>>>

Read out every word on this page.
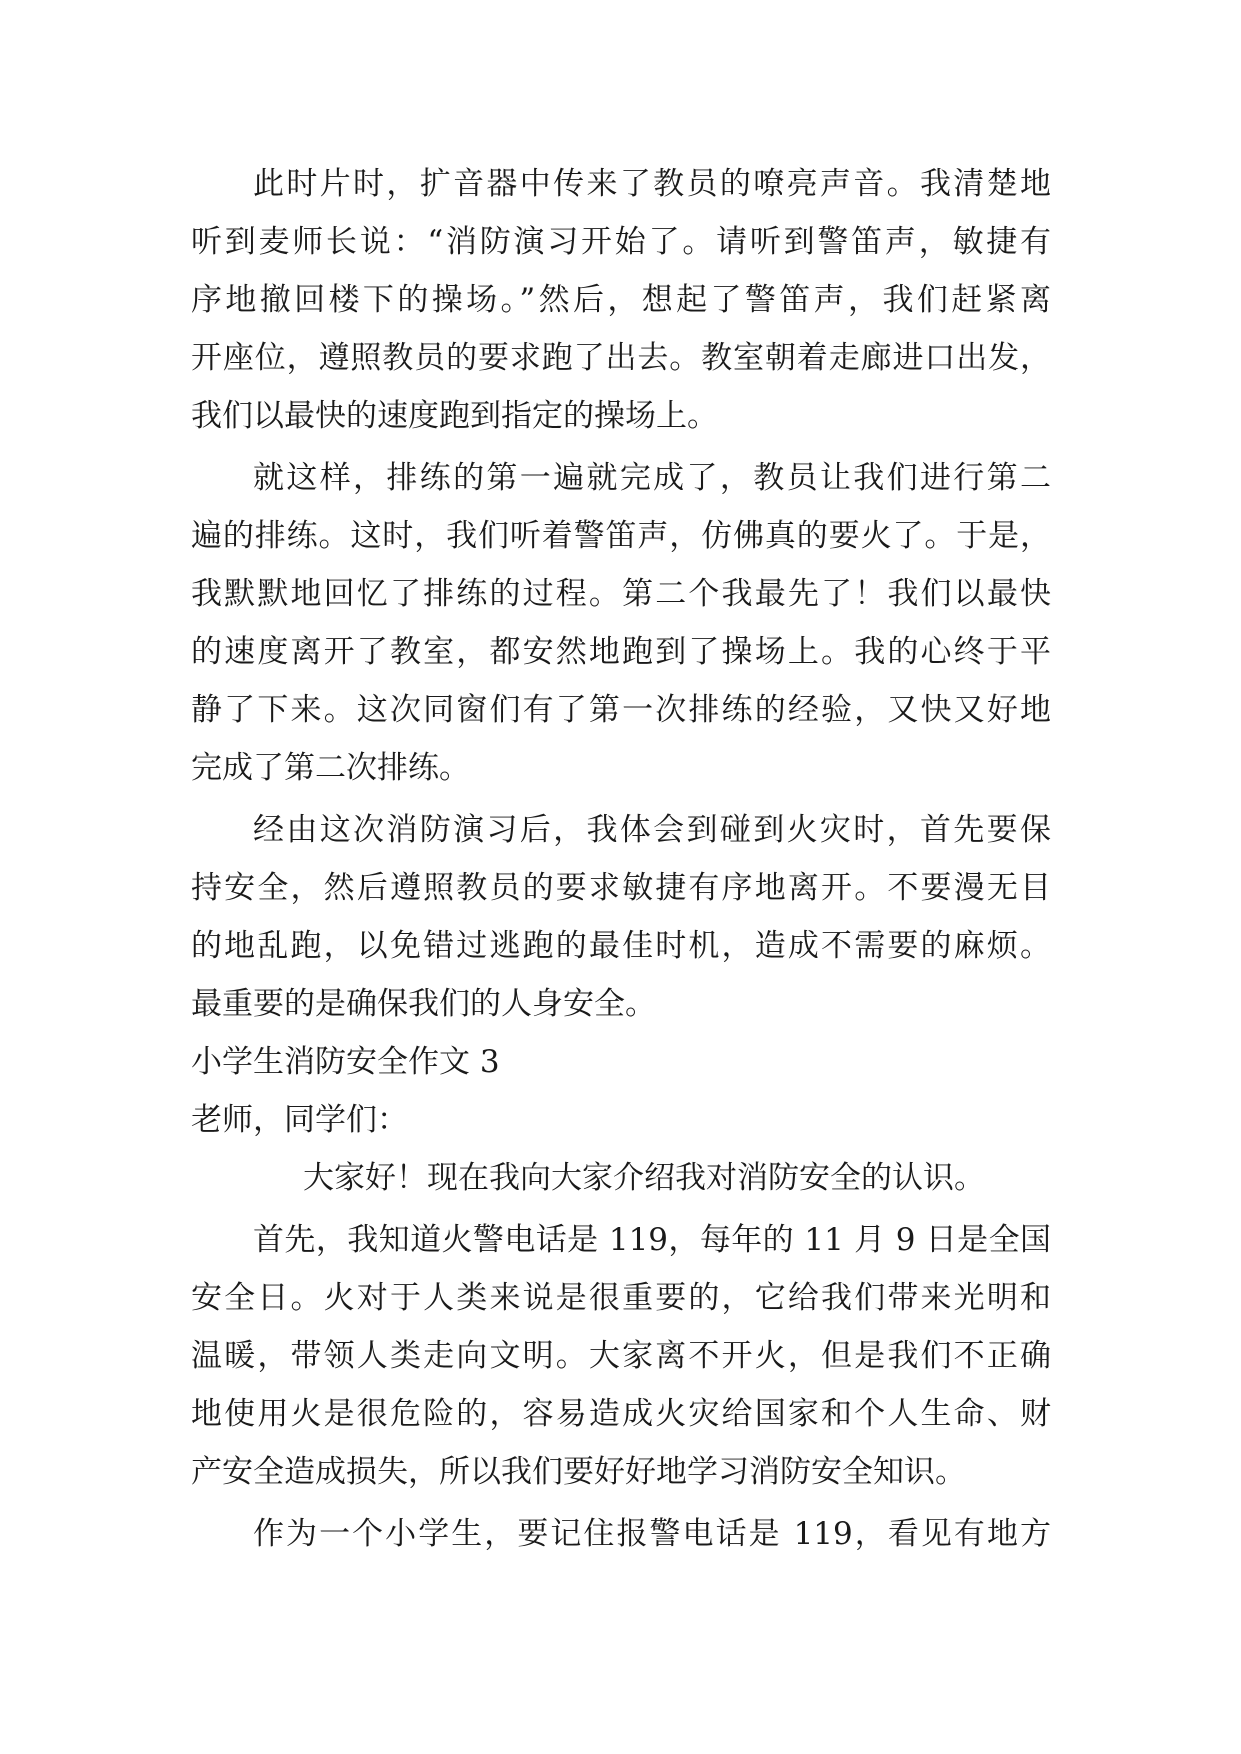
此时片时，扩音器中传来了教员的嘹亮声音。我清楚地
听到麦师长说：“消防演习开始了。请听到警笛声，敏捷有
序地撤回楼下的操场。”然后，想起了警笛声，我们赶紧离
开座位，遵照教员的要求跑了出去。教室朝着走廊进口出发，
我们以最快的速度跑到指定的操场上。
就这样，排练的第一遍就完成了，教员让我们进行第二
遍的排练。这时，我们听着警笛声，仿佛真的要火了。于是，
我默默地回忆了排练的过程。第二个我最先了！我们以最快
的速度离开了教室，都安然地跑到了操场上。我的心终于平
静了下来。这次同窗们有了第一次排练的经验，又快又好地
完成了第二次排练。
经由这次消防演习后，我体会到碰到火灾时，首先要保
持安全，然后遵照教员的要求敏捷有序地离开。不要漫无目
的地乱跑，以免错过逃跑的最佳时机，造成不需要的麻烦。
最重要的是确保我们的人身安全。
小学生消防安全作文 3
老师，同学们：
大家好！现在我向大家介绍我对消防安全的认识。
首先，我知道火警电话是 119，每年的 11 月 9 日是全国
安全日。火对于人类来说是很重要的，它给我们带来光明和
温暖，带领人类走向文明。大家离不开火，但是我们不正确
地使用火是很危险的，容易造成火灾给国家和个人生命、财
产安全造成损失，所以我们要好好地学习消防安全知识。
作为一个小学生，要记住报警电话是 119，看见有地方
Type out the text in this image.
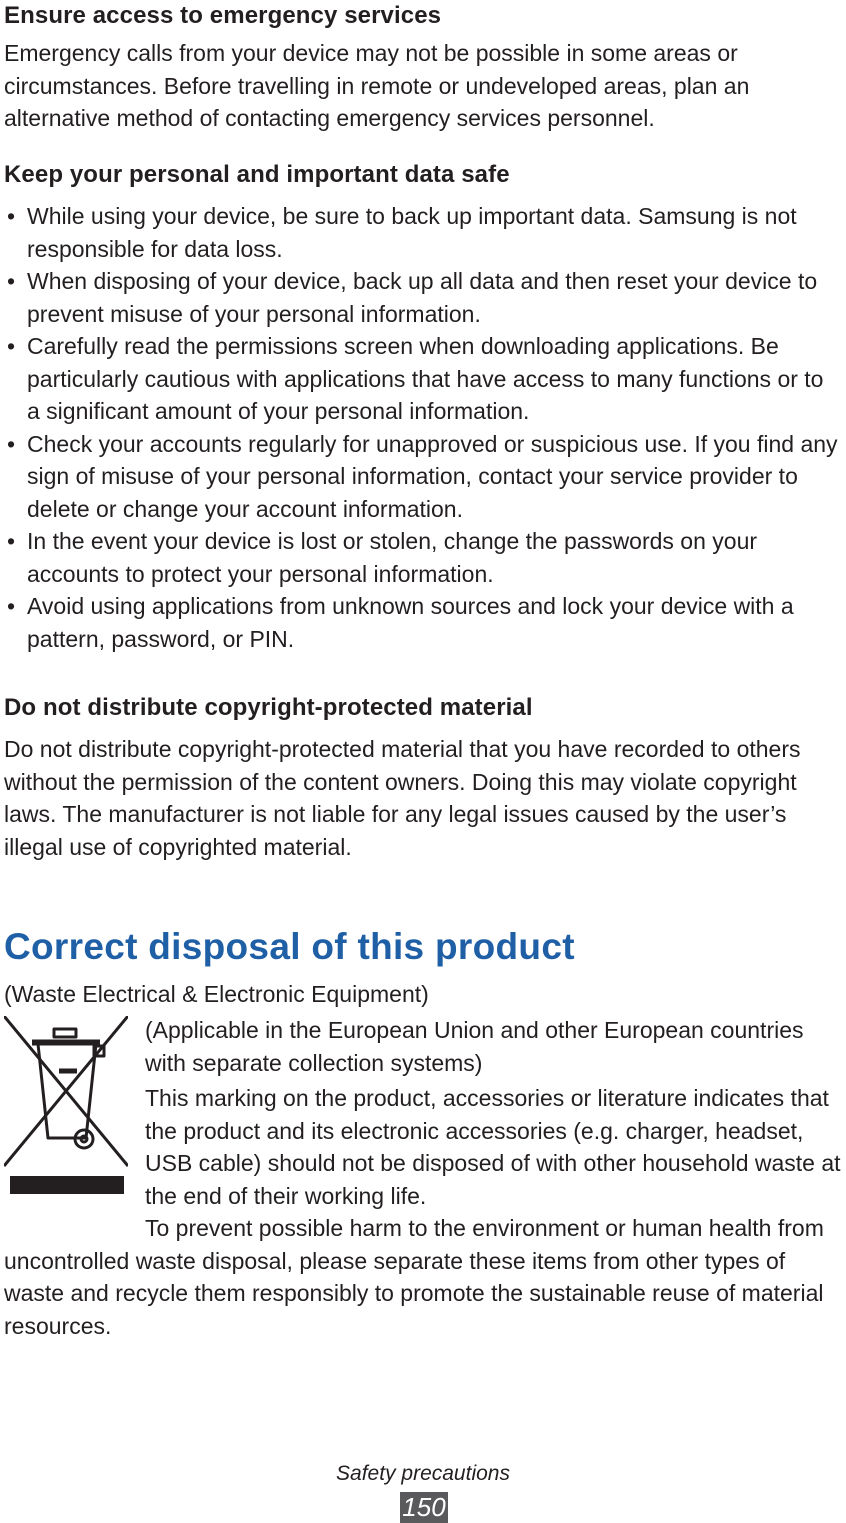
Ensure access to emergency services

Emergency calls from your device may not be possible in some areas or circumstances. Before travelling in remote or undeveloped areas, plan an alternative method of contacting emergency services personnel.

Keep your personal and important data safe
• While using your device, be sure to back up important data. Samsung is not responsible for data loss.
• When disposing of your device, back up all data and then reset your device to prevent misuse of your personal information.
• Carefully read the permissions screen when downloading applications. Be particularly cautious with applications that have access to many functions or to a significant amount of your personal information.
• Check your accounts regularly for unapproved or suspicious use. If you find any sign of misuse of your personal information, contact your service provider to delete or change your account information.
• In the event your device is lost or stolen, change the passwords on your accounts to protect your personal information.
• Avoid using applications from unknown sources and lock your device with a pattern, password, or PIN.
Do not distribute copyright-protected material

Do not distribute copyright-protected material that you have recorded to others without the permission of the content owners. Doing this may violate copyright laws. The manufacturer is not liable for any legal issues caused by the user’s illegal use of copyrighted material.

Correct disposal of this product

(Waste Electrical & Electronic Equipment)

(Applicable in the European Union and other European countries with separate collection systems)

This marking on the product, accessories or literature indicates that the product and its electronic accessories (e.g. charger, headset, USB cable) should not be disposed of with other household waste at the end of their working life.

To prevent possible harm to the environment or human health from uncontrolled waste disposal, please separate these items from other types of waste and recycle them responsibly to promote the sustainable reuse of material resources.

Safety precautions
150
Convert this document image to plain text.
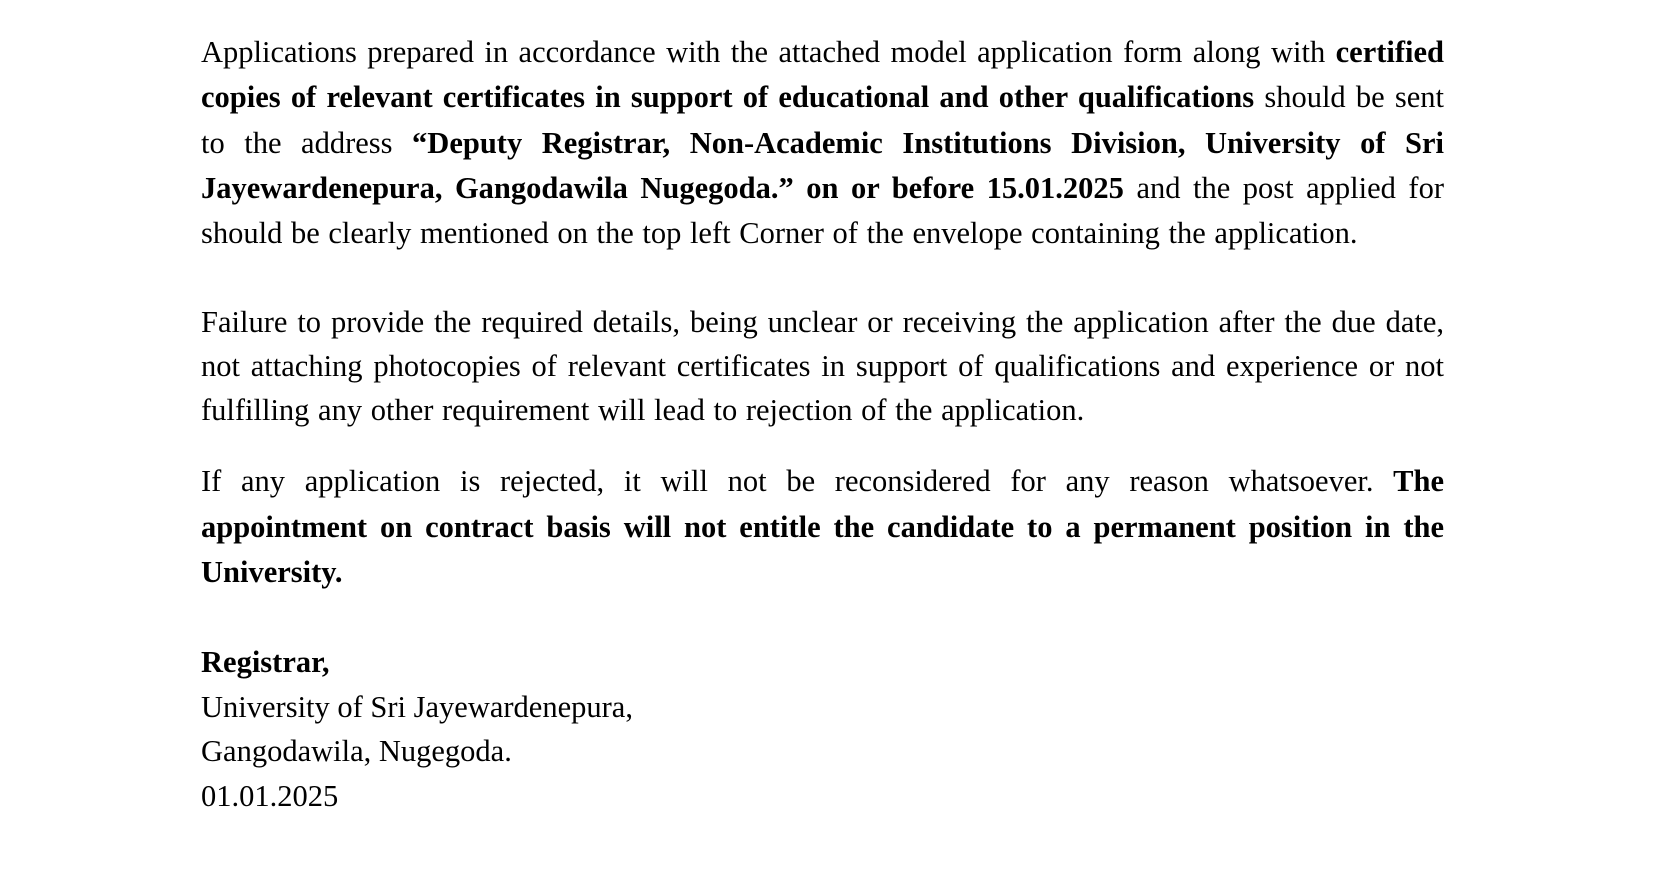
Applications prepared in accordance with the attached model application form along with certified copies of relevant certificates in support of educational and other qualifications should be sent to the address “Deputy Registrar, Non-Academic Institutions Division, University of Sri Jayewardenepura, Gangodawila Nugegoda.” on or before 15.01.2025 and the post applied for should be clearly mentioned on the top left Corner of the envelope containing the application.

Failure to provide the required details, being unclear or receiving the application after the due date, not attaching photocopies of relevant certificates in support of qualifications and experience or not fulfilling any other requirement will lead to rejection of the application.

If any application is rejected, it will not be reconsidered for any reason whatsoever. The appointment on contract basis will not entitle the candidate to a permanent position in the University.

Registrar,
University of Sri Jayewardenepura,
Gangodawila, Nugegoda.
01.01.2025
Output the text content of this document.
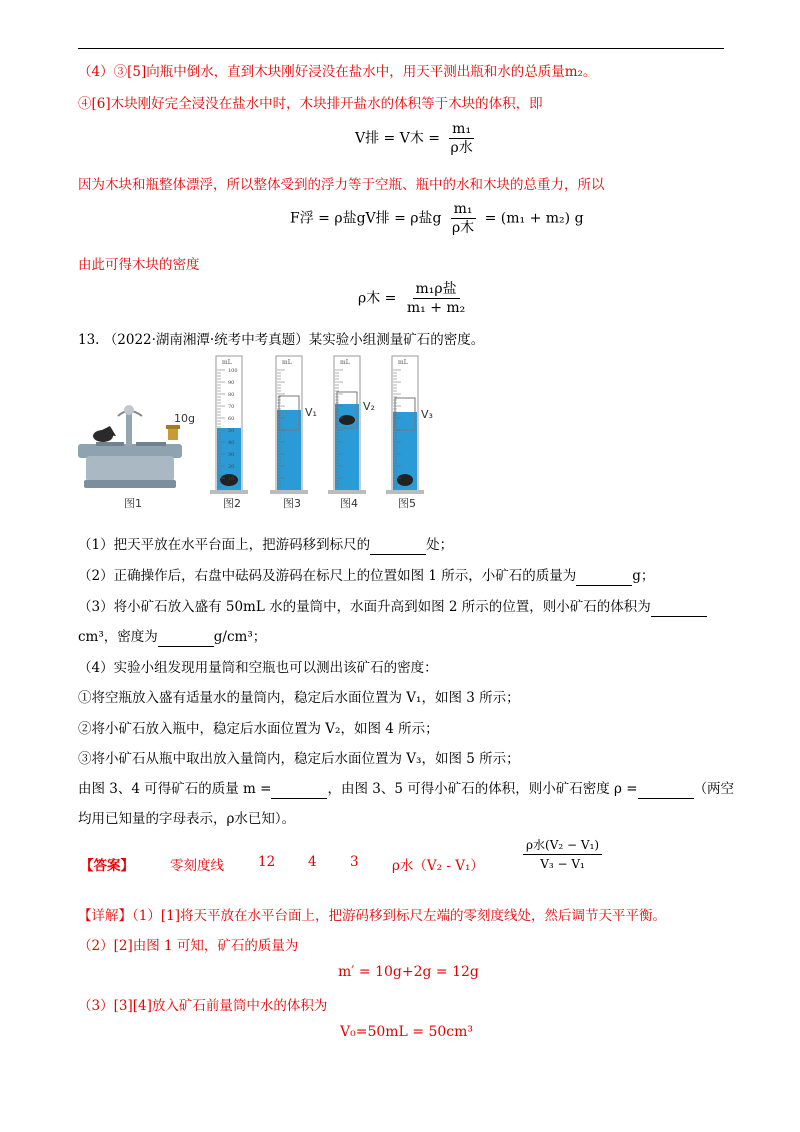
（4）③[5]向瓶中倒水，直到木块刚好浸没在盐水中，用天平测出瓶和水的总质量m₂。
④[6]木块刚好完全浸没在盐水中时，木块排开盐水的体积等于木块的体积，即
V排 = V木 = $\frac{\text{m₁}}{\text{ρ水}}$
因为木块和瓶整体漂浮，所以整体受到的浮力等于空瓶、瓶中的水和木块的总重力，所以
F浮 = ρ盐gV排 = ρ盐g $\frac{\text{m₁}}{\text{ρ木}} = (m_1 + m_2)$ g
由此可得木块的密度
ρ木 = $\frac{\text{m₁ρ盐}}{\text{m₁ + m₂}}$
13. （2022·湖南湘潭·统考中考真题）某实验小组测量矿石的密度。
10g
图1	图2
V₁
图3
V₂
图4
V₃
图5
mL	mL	mL	mL
100
90
80
70
60
50
40
30
20
10
（1）把天平放在水平台面上，把游码移到标尺的	处；
（2）正确操作后，右盘中砝码及游码在标尺上的位置如图 1 所示，小矿石的质量为	g；
（3）将小矿石放入盛有 50mL 水的量筒中，水面升高到如图 2 所示的位置，则小矿石的体积为
cm³，密度为	g/cm³；
（4）实验小组发现用量筒和空瓶也可以测出该矿石的密度：
①将空瓶放入盛有适量水的量筒内，稳定后水面位置为 V₁，如图 3 所示；
②将小矿石放入瓶中，稳定后水面位置为 V₂，如图 4 所示；
③将小矿石从瓶中取出放入量筒内，稳定后水面位置为 V₃，如图 5 所示；
由图 3、4 可得矿石的质量 m =	，由图 3、5 可得小矿石的体积，则小矿石密度 ρ =	（两空
均用已知量的字母表示，ρ水已知）。
【答案】	零刻度线	12 4 3 ρ水（V₂ - V₁）	$\frac{\text{ρ水(V₂ − V₁)}}{\text{V₃ − V₁}}$
【详解】（1）[1]将天平放在水平台面上，把游码移到标尺左端的零刻度线处，然后调节天平平衡。
（2）[2]由图 1 可知，矿石的质量为
m′ = 10g+2g = 12g
（3）[3][4]放入矿石前量筒中水的体积为
V₀=50mL = 50cm³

<<<

▶ _YOUR GOAL_:
Go over the records above and tally each line that includes "using". Give the total by itself.

▶ _THE REPLY_:
2